▸ WHAT YOU NEED TO DO: Quote the records that follow in full and exactly; leave out the pictures.

▸ DATA ROWS:
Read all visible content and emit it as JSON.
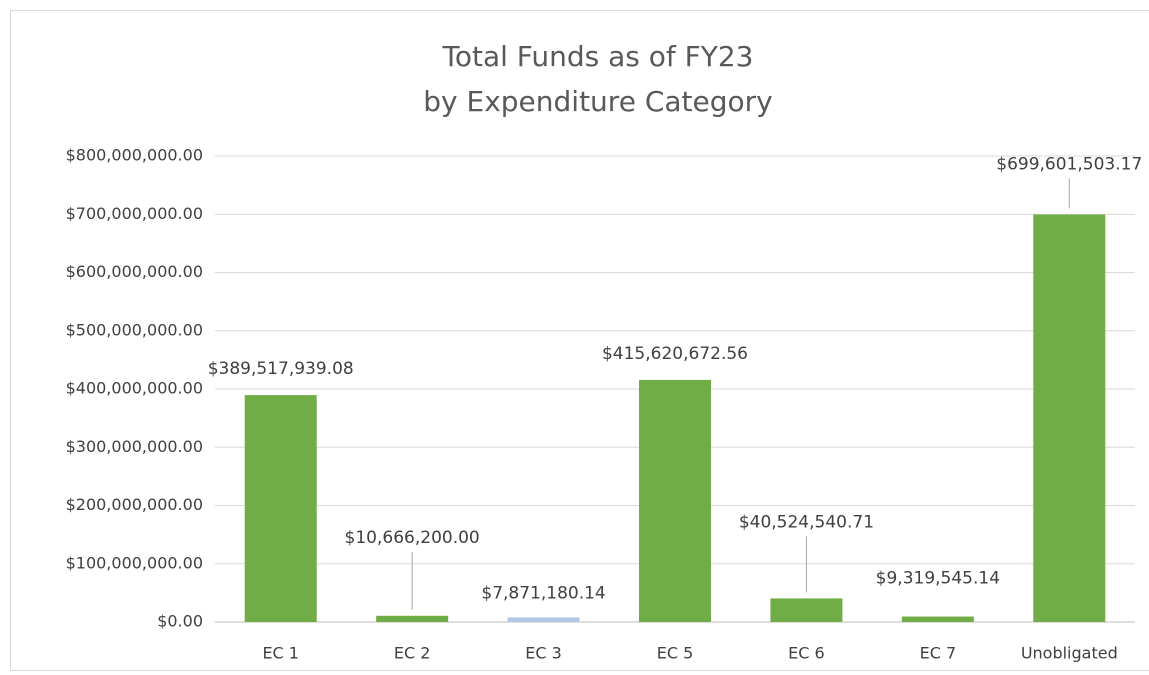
{
  "chart_data": {
    "type": "bar",
    "title": [
      "Total Funds as of FY23",
      "by Expenditure Category"
    ],
    "categories": [
      "EC 1",
      "EC 2",
      "EC 3",
      "EC 5",
      "EC 6",
      "EC 7",
      "Unobligated"
    ],
    "values": [
      389517939.08,
      10666200.0,
      7871180.14,
      415620672.56,
      40524540.71,
      9319545.14,
      699601503.17
    ],
    "value_labels": [
      "$389,517,939.08",
      "$10,666,200.00",
      "$7,871,180.14",
      "$415,620,672.56",
      "$40,524,540.71",
      "$9,319,545.14",
      "$699,601,503.17"
    ],
    "colors": [
      "#70ad47",
      "#70ad47",
      "#b4c7e7",
      "#70ad47",
      "#70ad47",
      "#70ad47",
      "#70ad47"
    ],
    "ylim": [
      0,
      800000000
    ],
    "yticks": [
      {
        "value": 0,
        "label": "$0.00"
      },
      {
        "value": 100000000,
        "label": "$100,000,000.00"
      },
      {
        "value": 200000000,
        "label": "$200,000,000.00"
      },
      {
        "value": 300000000,
        "label": "$300,000,000.00"
      },
      {
        "value": 400000000,
        "label": "$400,000,000.00"
      },
      {
        "value": 500000000,
        "label": "$500,000,000.00"
      },
      {
        "value": 600000000,
        "label": "$600,000,000.00"
      },
      {
        "value": 700000000,
        "label": "$700,000,000.00"
      },
      {
        "value": 800000000,
        "label": "$800,000,000.00"
      }
    ],
    "grid": true
  }
}
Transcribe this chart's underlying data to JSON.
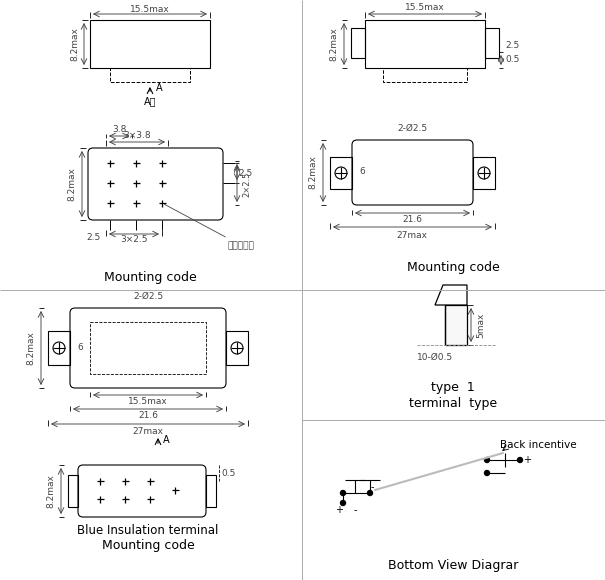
{
  "bg_color": "#ffffff",
  "line_color": "#000000",
  "dim_color": "#444444",
  "divider_color": "#aaaaaa",
  "labels": {
    "tl_caption": "Mounting code",
    "tr_caption": "Mounting code",
    "bl_caption1": "Blue Insulation terminal",
    "bl_caption2": "Mounting code",
    "br_type": "type  1",
    "br_terminal": "terminal  type",
    "br_bottom": "Bottom View Diagrar"
  }
}
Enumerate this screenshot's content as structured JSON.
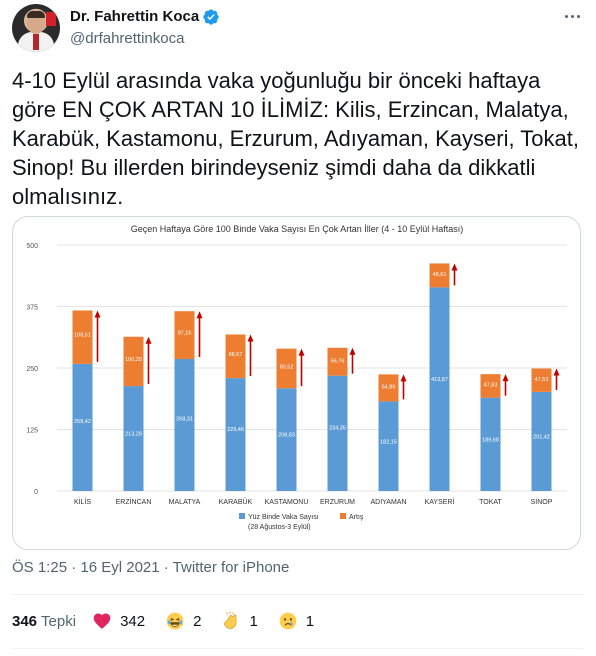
{
  "author": {
    "display_name": "Dr. Fahrettin Koca",
    "handle": "@drfahrettinkoca"
  },
  "tweet": {
    "text": "4-10 Eylül arasında vaka yoğunluğu bir önceki haftaya göre EN ÇOK ARTAN 10 İLİMİZ: Kilis, Erzincan, Malatya, Karabük, Kastamonu, Erzurum, Adıyaman, Kayseri, Tokat, Sinop! Bu illerden birindeyseniz şimdi daha da dikkatli olmalısınız.",
    "meta": "ÖS 1:25 · 16 Eyl 2021 · Twitter for iPhone"
  },
  "reactions": {
    "total_count": "346",
    "total_label": "Tepki",
    "items": [
      {
        "icon": "heart-icon",
        "count": "342"
      },
      {
        "icon": "laughing-face-icon",
        "count": "2"
      },
      {
        "icon": "clapping-hands-icon",
        "count": "1"
      },
      {
        "icon": "crying-face-icon",
        "count": "1"
      }
    ]
  },
  "colors": {
    "base": "#5b9bd5",
    "increase": "#ed7d31",
    "arrow": "#c00000",
    "handle": "#536471",
    "verified": "#1d9bf0"
  },
  "chart_data": {
    "type": "bar",
    "stacked": true,
    "title": "Geçen Haftaya Göre 100 Binde Vaka Sayısı En Çok Artan İller (4 - 10 Eylül Haftası)",
    "categories": [
      "KİLİS",
      "ERZİNCAN",
      "MALATYA",
      "KARABÜK",
      "KASTAMONU",
      "ERZURUM",
      "ADIYAMAN",
      "KAYSERİ",
      "TOKAT",
      "SİNOP"
    ],
    "series": [
      {
        "name": "Yüz Binde Vaka Sayısı (28 Ağustos-3 Eylül)",
        "values": [
          258.42,
          213.28,
          268.31,
          229.46,
          208.83,
          234.35,
          182.15,
          413.87,
          189.68,
          201.42
        ]
      },
      {
        "name": "Artış",
        "values": [
          108.51,
          100.25,
          97.15,
          88.67,
          80.52,
          56.76,
          54.86,
          48.61,
          47.83,
          47.53
        ]
      }
    ],
    "value_labels": {
      "base": [
        "258,42",
        "213,28",
        "268,31",
        "229,46",
        "208,83",
        "234,35",
        "182,15",
        "413,87",
        "189,68",
        "201,42"
      ],
      "increase": [
        "108,51",
        "100,25",
        "97,15",
        "88,67",
        "80,52",
        "56,76",
        "54,86",
        "48,61",
        "47,83",
        "47,53"
      ]
    },
    "y_ticks": [
      "0",
      "125",
      "250",
      "375",
      "500"
    ],
    "ylim": [
      0,
      500
    ],
    "grid": true,
    "legend": {
      "position": "bottom",
      "entries": [
        "Yüz Binde Vaka Sayısı",
        "Artış"
      ],
      "subtitle": "(28 Ağustos-3 Eylül)"
    }
  }
}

▸ SOLUTION TO THIS EXERCISE:
Read all visible content and emit it as JSON.
{
  "chart_data": {
    "type": "bar",
    "title": [
      "Total Funds as of FY23",
      "by Expenditure Category"
    ],
    "categories": [
      "EC 1",
      "EC 2",
      "EC 3",
      "EC 5",
      "EC 6",
      "EC 7",
      "Unobligated"
    ],
    "values": [
      389517939.08,
      10666200.0,
      7871180.14,
      415620672.56,
      40524540.71,
      9319545.14,
      699601503.17
    ],
    "value_labels": [
      "$389,517,939.08",
      "$10,666,200.00",
      "$7,871,180.14",
      "$415,620,672.56",
      "$40,524,540.71",
      "$9,319,545.14",
      "$699,601,503.17"
    ],
    "colors": [
      "#70ad47",
      "#70ad47",
      "#b4c7e7",
      "#70ad47",
      "#70ad47",
      "#70ad47",
      "#70ad47"
    ],
    "ylim": [
      0,
      800000000
    ],
    "yticks": [
      {
        "value": 0,
        "label": "$0.00"
      },
      {
        "value": 100000000,
        "label": "$100,000,000.00"
      },
      {
        "value": 200000000,
        "label": "$200,000,000.00"
      },
      {
        "value": 300000000,
        "label": "$300,000,000.00"
      },
      {
        "value": 400000000,
        "label": "$400,000,000.00"
      },
      {
        "value": 500000000,
        "label": "$500,000,000.00"
      },
      {
        "value": 600000000,
        "label": "$600,000,000.00"
      },
      {
        "value": 700000000,
        "label": "$700,000,000.00"
      },
      {
        "value": 800000000,
        "label": "$800,000,000.00"
      }
    ],
    "grid": true
  }
}
Transcribe this chart's underlying data to JSON.
{
  "bg_color": "#ffffff",
  "line_color": "#000000",
  "dim_color": "#444444",
  "divider_color": "#aaaaaa",
  "labels": {
    "tl_caption": "Mounting code",
    "tr_caption": "Mounting code",
    "bl_caption1": "Blue Insulation terminal",
    "bl_caption2": "Mounting code",
    "br_type": "type  1",
    "br_terminal": "terminal  type",
    "br_bottom": "Bottom View Diagrar"
  }
}
Enumerate this screenshot's content as structured JSON.
{
  "author": {
    "display_name": "Dr. Fahrettin Koca",
    "handle": "@drfahrettinkoca"
  },
  "tweet": {
    "text": "4-10 Eylül arasında vaka yoğunluğu bir önceki haftaya göre EN ÇOK ARTAN 10 İLİMİZ: Kilis, Erzincan, Malatya, Karabük, Kastamonu, Erzurum, Adıyaman, Kayseri, Tokat, Sinop! Bu illerden birindeyseniz şimdi daha da dikkatli olmalısınız.",
    "meta": "ÖS 1:25 · 16 Eyl 2021 · Twitter for iPhone"
  },
  "reactions": {
    "total_count": "346",
    "total_label": "Tepki",
    "items": [
      {
        "icon": "heart-icon",
        "count": "342"
      },
      {
        "icon": "laughing-face-icon",
        "count": "2"
      },
      {
        "icon": "clapping-hands-icon",
        "count": "1"
      },
      {
        "icon": "crying-face-icon",
        "count": "1"
      }
    ]
  },
  "colors": {
    "base": "#5b9bd5",
    "increase": "#ed7d31",
    "arrow": "#c00000",
    "handle": "#536471",
    "verified": "#1d9bf0"
  },
  "chart_data": {
    "type": "bar",
    "stacked": true,
    "title": "Geçen Haftaya Göre 100 Binde Vaka Sayısı En Çok Artan İller (4 - 10 Eylül Haftası)",
    "categories": [
      "KİLİS",
      "ERZİNCAN",
      "MALATYA",
      "KARABÜK",
      "KASTAMONU",
      "ERZURUM",
      "ADIYAMAN",
      "KAYSERİ",
      "TOKAT",
      "SİNOP"
    ],
    "series": [
      {
        "name": "Yüz Binde Vaka Sayısı (28 Ağustos-3 Eylül)",
        "values": [
          258.42,
          213.28,
          268.31,
          229.46,
          208.83,
          234.35,
          182.15,
          413.87,
          189.68,
          201.42
        ]
      },
      {
        "name": "Artış",
        "values": [
          108.51,
          100.25,
          97.15,
          88.67,
          80.52,
          56.76,
          54.86,
          48.61,
          47.83,
          47.53
        ]
      }
    ],
    "value_labels": {
      "base": [
        "258,42",
        "213,28",
        "268,31",
        "229,46",
        "208,83",
        "234,35",
        "182,15",
        "413,87",
        "189,68",
        "201,42"
      ],
      "increase": [
        "108,51",
        "100,25",
        "97,15",
        "88,67",
        "80,52",
        "56,76",
        "54,86",
        "48,61",
        "47,83",
        "47,53"
      ]
    },
    "y_ticks": [
      "0",
      "125",
      "250",
      "375",
      "500"
    ],
    "ylim": [
      0,
      500
    ],
    "grid": true,
    "legend": {
      "position": "bottom",
      "entries": [
        "Yüz Binde Vaka Sayısı",
        "Artış"
      ],
      "subtitle": "(28 Ağustos-3 Eylül)"
    }
  }
}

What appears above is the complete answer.